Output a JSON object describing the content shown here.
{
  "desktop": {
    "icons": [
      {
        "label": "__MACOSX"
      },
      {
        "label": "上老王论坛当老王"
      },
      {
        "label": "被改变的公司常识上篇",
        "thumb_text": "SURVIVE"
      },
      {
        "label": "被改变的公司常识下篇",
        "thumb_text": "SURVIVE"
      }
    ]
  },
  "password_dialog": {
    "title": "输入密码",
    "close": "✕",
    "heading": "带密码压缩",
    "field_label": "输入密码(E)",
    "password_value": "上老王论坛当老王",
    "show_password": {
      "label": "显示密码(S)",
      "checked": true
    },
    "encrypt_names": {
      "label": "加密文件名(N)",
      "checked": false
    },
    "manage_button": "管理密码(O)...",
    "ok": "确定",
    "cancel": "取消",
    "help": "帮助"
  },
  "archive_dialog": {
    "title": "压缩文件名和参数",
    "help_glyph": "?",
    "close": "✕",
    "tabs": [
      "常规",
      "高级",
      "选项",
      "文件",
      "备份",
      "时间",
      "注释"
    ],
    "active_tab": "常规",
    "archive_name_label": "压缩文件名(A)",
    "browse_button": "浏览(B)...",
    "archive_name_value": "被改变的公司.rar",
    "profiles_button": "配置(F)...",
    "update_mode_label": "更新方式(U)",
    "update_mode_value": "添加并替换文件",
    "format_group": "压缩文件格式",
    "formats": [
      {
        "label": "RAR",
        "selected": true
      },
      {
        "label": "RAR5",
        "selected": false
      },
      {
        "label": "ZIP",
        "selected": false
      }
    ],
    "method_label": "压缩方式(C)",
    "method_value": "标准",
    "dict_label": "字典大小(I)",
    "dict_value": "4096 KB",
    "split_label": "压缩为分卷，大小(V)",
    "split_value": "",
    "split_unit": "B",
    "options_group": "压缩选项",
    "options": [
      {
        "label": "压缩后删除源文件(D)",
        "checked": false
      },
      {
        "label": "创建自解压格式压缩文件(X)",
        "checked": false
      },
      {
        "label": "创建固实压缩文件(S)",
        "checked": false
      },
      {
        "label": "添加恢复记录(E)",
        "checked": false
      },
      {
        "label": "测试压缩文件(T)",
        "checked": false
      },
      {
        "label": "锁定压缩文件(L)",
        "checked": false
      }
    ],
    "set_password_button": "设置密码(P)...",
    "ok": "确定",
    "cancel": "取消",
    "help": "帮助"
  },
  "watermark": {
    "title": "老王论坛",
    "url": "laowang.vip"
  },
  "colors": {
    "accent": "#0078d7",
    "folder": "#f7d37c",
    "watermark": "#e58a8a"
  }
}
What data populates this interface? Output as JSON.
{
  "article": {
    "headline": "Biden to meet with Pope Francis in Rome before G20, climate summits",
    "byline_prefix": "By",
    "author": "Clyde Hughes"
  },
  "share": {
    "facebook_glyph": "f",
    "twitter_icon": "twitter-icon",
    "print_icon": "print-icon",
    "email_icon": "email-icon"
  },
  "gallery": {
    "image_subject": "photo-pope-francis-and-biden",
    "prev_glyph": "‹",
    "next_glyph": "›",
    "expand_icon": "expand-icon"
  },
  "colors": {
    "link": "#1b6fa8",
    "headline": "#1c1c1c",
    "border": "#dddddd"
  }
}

────

Exercise goal — Set down every line of the listing above again, exactly as given.

Completed task —
Output a JSON object describing the content shown here.
{
  "desktop": {
    "icons": [
      {
        "label": "__MACOSX"
      },
      {
        "label": "上老王论坛当老王"
      },
      {
        "label": "被改变的公司常识上篇",
        "thumb_text": "SURVIVE"
      },
      {
        "label": "被改变的公司常识下篇",
        "thumb_text": "SURVIVE"
      }
    ]
  },
  "password_dialog": {
    "title": "输入密码",
    "close": "✕",
    "heading": "带密码压缩",
    "field_label": "输入密码(E)",
    "password_value": "上老王论坛当老王",
    "show_password": {
      "label": "显示密码(S)",
      "checked": true
    },
    "encrypt_names": {
      "label": "加密文件名(N)",
      "checked": false
    },
    "manage_button": "管理密码(O)...",
    "ok": "确定",
    "cancel": "取消",
    "help": "帮助"
  },
  "archive_dialog": {
    "title": "压缩文件名和参数",
    "help_glyph": "?",
    "close": "✕",
    "tabs": [
      "常规",
      "高级",
      "选项",
      "文件",
      "备份",
      "时间",
      "注释"
    ],
    "active_tab": "常规",
    "archive_name_label": "压缩文件名(A)",
    "browse_button": "浏览(B)...",
    "archive_name_value": "被改变的公司.rar",
    "profiles_button": "配置(F)...",
    "update_mode_label": "更新方式(U)",
    "update_mode_value": "添加并替换文件",
    "format_group": "压缩文件格式",
    "formats": [
      {
        "label": "RAR",
        "selected": true
      },
      {
        "label": "RAR5",
        "selected": false
      },
      {
        "label": "ZIP",
        "selected": false
      }
    ],
    "method_label": "压缩方式(C)",
    "method_value": "标准",
    "dict_label": "字典大小(I)",
    "dict_value": "4096 KB",
    "split_label": "压缩为分卷，大小(V)",
    "split_value": "",
    "split_unit": "B",
    "options_group": "压缩选项",
    "options": [
      {
        "label": "压缩后删除源文件(D)",
        "checked": false
      },
      {
        "label": "创建自解压格式压缩文件(X)",
        "checked": false
      },
      {
        "label": "创建固实压缩文件(S)",
        "checked": false
      },
      {
        "label": "添加恢复记录(E)",
        "checked": false
      },
      {
        "label": "测试压缩文件(T)",
        "checked": false
      },
      {
        "label": "锁定压缩文件(L)",
        "checked": false
      }
    ],
    "set_password_button": "设置密码(P)...",
    "ok": "确定",
    "cancel": "取消",
    "help": "帮助"
  },
  "watermark": {
    "title": "老王论坛",
    "url": "laowang.vip"
  },
  "colors": {
    "accent": "#0078d7",
    "folder": "#f7d37c",
    "watermark": "#e58a8a"
  }
}
What data populates this interface? Output as JSON.
{
  "article": {
    "headline": "Biden to meet with Pope Francis in Rome before G20, climate summits",
    "byline_prefix": "By",
    "author": "Clyde Hughes"
  },
  "share": {
    "facebook_glyph": "f",
    "twitter_icon": "twitter-icon",
    "print_icon": "print-icon",
    "email_icon": "email-icon"
  },
  "gallery": {
    "image_subject": "photo-pope-francis-and-biden",
    "prev_glyph": "‹",
    "next_glyph": "›",
    "expand_icon": "expand-icon"
  },
  "colors": {
    "link": "#1b6fa8",
    "headline": "#1c1c1c",
    "border": "#dddddd"
  }
}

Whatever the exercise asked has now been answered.